_To be done_
Retype each line, without any change, from the first line through the line that contains "cell-catalog: KA.00-48Y — [51, 293, 333, 343]", including both.

_Supplied entries_
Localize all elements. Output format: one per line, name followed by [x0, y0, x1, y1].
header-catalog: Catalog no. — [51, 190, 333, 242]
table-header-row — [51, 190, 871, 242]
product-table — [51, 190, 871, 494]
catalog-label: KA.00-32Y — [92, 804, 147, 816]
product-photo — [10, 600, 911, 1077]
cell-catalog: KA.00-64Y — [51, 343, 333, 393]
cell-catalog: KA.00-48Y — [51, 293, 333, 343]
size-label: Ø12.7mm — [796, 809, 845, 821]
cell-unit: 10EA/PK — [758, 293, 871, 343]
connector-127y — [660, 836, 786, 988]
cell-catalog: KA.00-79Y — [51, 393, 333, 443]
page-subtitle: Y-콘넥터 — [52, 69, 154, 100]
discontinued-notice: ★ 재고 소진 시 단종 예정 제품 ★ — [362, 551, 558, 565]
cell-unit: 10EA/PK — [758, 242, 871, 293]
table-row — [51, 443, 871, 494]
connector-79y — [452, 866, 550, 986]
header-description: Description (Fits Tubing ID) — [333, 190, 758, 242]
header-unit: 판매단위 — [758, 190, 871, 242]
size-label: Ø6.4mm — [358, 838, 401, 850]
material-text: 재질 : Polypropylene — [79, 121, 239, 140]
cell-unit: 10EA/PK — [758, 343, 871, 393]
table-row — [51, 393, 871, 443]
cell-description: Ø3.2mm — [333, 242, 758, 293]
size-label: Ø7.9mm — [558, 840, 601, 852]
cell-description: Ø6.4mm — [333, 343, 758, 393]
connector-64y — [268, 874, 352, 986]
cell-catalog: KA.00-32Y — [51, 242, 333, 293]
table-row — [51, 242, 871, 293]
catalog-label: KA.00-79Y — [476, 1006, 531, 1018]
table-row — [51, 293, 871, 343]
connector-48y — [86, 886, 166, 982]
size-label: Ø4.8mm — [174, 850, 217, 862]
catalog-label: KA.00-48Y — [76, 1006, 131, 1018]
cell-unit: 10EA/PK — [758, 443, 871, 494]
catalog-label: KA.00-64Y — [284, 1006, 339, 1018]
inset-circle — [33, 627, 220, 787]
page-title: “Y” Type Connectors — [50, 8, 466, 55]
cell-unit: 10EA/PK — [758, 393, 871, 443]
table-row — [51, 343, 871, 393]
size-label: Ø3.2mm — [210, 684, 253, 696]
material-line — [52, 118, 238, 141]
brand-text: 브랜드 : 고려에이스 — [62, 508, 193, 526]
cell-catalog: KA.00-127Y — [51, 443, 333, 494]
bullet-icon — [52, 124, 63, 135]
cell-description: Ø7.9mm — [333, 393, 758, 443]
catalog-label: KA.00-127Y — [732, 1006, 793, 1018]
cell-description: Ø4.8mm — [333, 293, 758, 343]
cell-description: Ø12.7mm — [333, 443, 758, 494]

_Final result_
Localize all elements. Output format: one per line, name followed by [x0, y0, x1, y1].
header-catalog: Catalog no. — [51, 190, 333, 242]
table-header-row — [51, 190, 871, 242]
product-table — [51, 190, 871, 494]
catalog-label: KA.00-32Y — [92, 804, 147, 816]
product-photo — [10, 600, 911, 1077]
cell-catalog: KA.00-64Y — [51, 343, 333, 393]
cell-catalog: KA.00-48Y — [51, 293, 333, 343]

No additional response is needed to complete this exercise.